■ Available records:
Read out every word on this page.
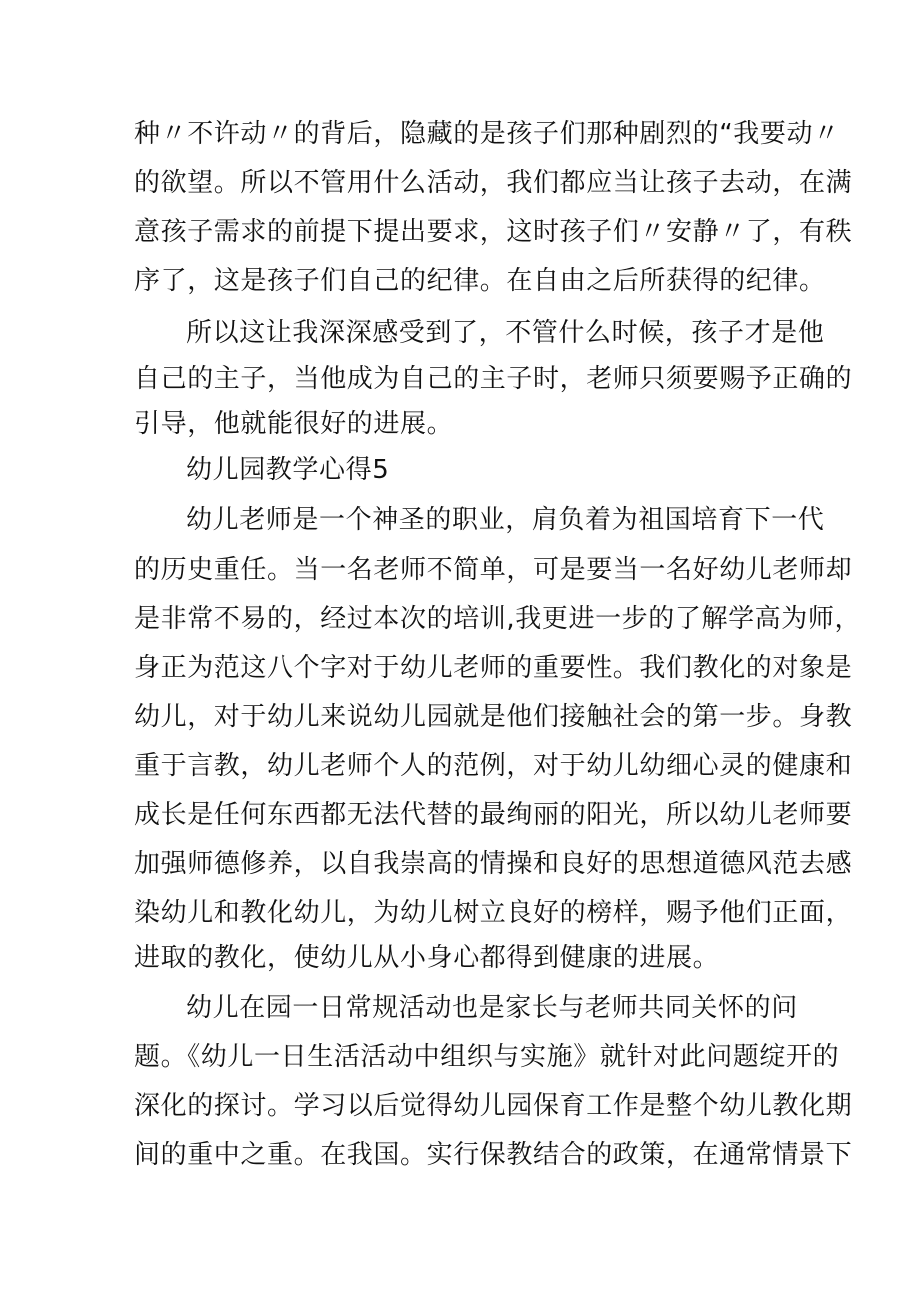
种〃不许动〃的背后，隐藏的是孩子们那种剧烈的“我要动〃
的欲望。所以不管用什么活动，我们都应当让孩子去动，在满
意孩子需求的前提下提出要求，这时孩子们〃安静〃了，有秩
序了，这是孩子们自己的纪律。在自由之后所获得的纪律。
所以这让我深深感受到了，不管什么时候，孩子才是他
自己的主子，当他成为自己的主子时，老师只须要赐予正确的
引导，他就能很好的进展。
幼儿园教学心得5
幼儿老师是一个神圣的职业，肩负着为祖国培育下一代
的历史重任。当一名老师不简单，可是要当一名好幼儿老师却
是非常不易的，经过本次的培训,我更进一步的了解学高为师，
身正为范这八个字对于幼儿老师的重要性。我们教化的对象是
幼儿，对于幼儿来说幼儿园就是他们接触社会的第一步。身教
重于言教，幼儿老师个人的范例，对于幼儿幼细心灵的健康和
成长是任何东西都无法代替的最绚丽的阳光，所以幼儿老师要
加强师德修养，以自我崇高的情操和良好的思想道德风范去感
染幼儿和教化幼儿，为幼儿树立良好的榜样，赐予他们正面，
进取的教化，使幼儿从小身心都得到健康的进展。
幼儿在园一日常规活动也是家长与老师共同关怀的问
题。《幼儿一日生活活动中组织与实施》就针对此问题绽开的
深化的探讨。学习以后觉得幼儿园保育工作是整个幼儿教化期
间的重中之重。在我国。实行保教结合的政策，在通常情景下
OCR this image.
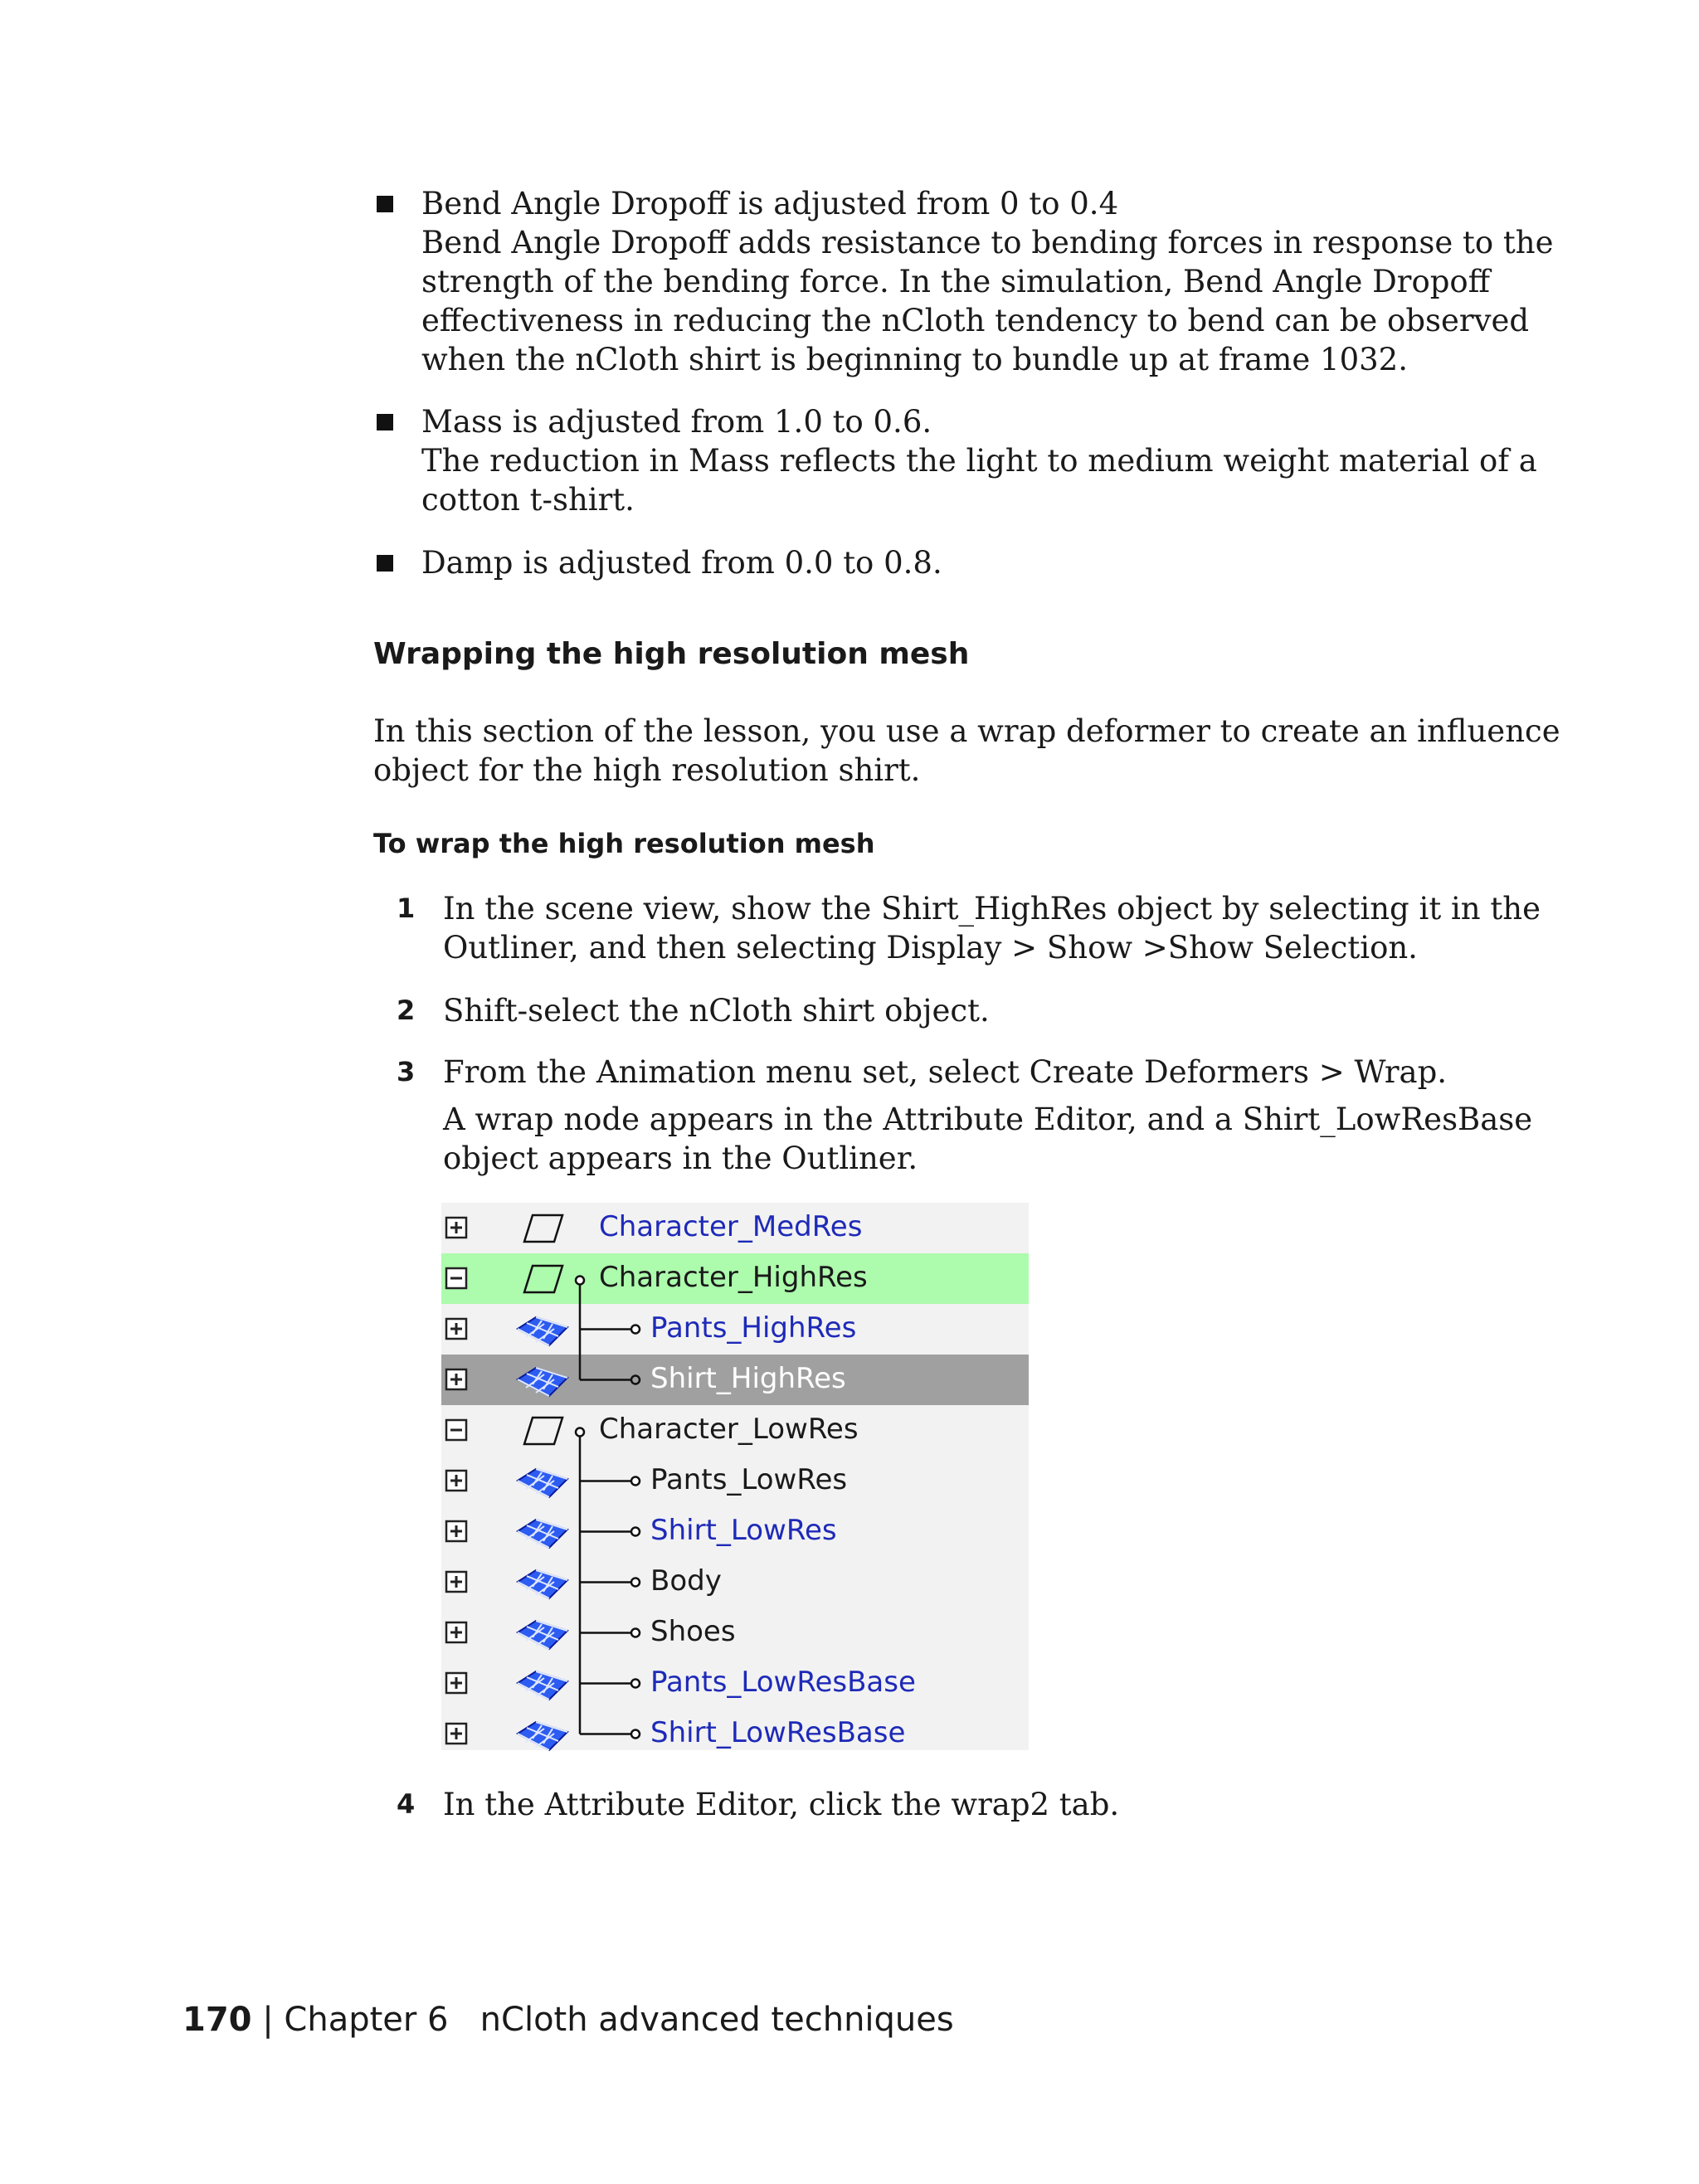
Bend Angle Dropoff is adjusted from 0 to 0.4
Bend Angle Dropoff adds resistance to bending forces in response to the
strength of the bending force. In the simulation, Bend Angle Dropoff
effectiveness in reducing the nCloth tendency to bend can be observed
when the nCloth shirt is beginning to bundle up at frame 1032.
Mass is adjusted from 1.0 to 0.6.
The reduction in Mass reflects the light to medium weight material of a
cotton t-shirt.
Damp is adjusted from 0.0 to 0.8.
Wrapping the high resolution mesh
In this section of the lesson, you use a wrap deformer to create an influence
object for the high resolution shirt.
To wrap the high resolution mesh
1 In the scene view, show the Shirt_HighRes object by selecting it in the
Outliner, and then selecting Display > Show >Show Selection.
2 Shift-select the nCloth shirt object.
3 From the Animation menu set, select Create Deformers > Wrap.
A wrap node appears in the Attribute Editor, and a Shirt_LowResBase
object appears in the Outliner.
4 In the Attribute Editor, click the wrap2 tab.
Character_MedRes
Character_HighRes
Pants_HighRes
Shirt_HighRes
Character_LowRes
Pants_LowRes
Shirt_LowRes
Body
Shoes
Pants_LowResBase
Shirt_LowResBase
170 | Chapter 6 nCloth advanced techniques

---

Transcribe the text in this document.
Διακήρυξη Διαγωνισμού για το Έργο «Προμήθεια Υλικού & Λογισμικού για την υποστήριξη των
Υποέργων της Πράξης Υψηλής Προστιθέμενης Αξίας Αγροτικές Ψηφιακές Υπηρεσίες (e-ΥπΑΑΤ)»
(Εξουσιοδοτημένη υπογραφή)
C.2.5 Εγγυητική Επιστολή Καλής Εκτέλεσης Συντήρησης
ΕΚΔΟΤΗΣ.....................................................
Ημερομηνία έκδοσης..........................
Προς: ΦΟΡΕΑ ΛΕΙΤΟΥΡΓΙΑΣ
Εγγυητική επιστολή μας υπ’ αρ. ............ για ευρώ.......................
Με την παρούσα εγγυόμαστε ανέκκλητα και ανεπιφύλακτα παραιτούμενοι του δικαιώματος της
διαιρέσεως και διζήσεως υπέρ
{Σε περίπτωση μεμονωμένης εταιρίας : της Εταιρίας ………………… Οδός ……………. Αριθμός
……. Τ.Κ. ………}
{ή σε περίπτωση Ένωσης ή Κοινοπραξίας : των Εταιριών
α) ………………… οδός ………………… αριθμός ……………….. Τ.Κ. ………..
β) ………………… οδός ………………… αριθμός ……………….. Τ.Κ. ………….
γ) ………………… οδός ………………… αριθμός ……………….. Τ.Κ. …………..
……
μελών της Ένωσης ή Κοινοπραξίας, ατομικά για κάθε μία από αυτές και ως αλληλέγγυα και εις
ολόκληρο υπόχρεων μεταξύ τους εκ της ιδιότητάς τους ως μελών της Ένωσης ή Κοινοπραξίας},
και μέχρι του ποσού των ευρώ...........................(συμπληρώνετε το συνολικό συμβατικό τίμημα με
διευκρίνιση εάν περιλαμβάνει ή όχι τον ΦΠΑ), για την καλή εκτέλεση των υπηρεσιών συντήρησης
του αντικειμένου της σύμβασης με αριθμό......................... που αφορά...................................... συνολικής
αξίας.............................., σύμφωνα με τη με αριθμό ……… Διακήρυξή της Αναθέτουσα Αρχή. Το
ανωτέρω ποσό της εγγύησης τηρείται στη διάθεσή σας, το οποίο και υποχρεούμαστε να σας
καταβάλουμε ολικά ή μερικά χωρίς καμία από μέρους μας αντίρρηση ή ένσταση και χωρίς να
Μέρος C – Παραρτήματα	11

---

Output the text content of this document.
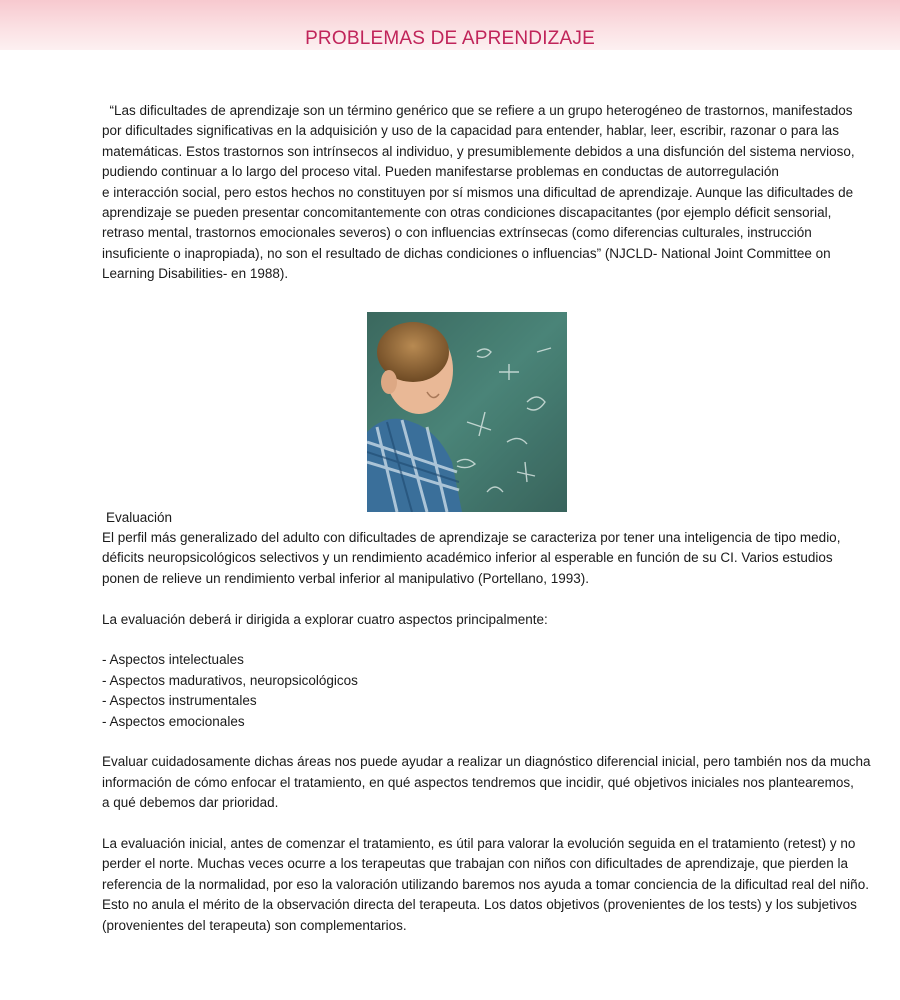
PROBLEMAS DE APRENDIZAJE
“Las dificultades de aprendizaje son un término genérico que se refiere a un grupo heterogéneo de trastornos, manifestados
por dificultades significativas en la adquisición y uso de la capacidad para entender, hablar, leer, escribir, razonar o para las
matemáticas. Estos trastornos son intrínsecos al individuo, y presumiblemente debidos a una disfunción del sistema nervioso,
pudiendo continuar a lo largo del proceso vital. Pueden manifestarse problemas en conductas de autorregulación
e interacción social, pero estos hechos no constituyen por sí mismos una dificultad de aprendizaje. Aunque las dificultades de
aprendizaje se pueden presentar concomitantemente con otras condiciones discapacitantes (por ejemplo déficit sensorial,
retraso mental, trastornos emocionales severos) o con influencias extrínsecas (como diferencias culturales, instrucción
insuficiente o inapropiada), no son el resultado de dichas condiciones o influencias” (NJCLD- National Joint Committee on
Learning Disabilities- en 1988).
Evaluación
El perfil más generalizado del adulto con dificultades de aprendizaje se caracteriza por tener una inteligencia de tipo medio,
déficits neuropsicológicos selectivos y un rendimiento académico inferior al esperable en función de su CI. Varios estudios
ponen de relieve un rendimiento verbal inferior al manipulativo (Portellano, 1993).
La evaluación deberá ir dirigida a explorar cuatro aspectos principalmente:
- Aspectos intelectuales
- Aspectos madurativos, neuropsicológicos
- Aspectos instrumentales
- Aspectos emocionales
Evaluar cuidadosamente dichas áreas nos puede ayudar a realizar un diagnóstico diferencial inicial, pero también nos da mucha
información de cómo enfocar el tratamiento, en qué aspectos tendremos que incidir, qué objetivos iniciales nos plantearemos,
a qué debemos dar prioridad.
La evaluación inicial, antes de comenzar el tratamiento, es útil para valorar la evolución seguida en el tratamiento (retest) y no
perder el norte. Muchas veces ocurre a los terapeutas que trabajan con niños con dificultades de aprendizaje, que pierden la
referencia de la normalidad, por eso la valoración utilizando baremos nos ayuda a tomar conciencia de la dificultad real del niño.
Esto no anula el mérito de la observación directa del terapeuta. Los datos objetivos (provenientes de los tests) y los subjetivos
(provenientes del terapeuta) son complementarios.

■ Exercise requirements:
In the records above, tally the lines where the word "neuropsicológicos" appears, and give the number and nothing else.

■ Correct response:
2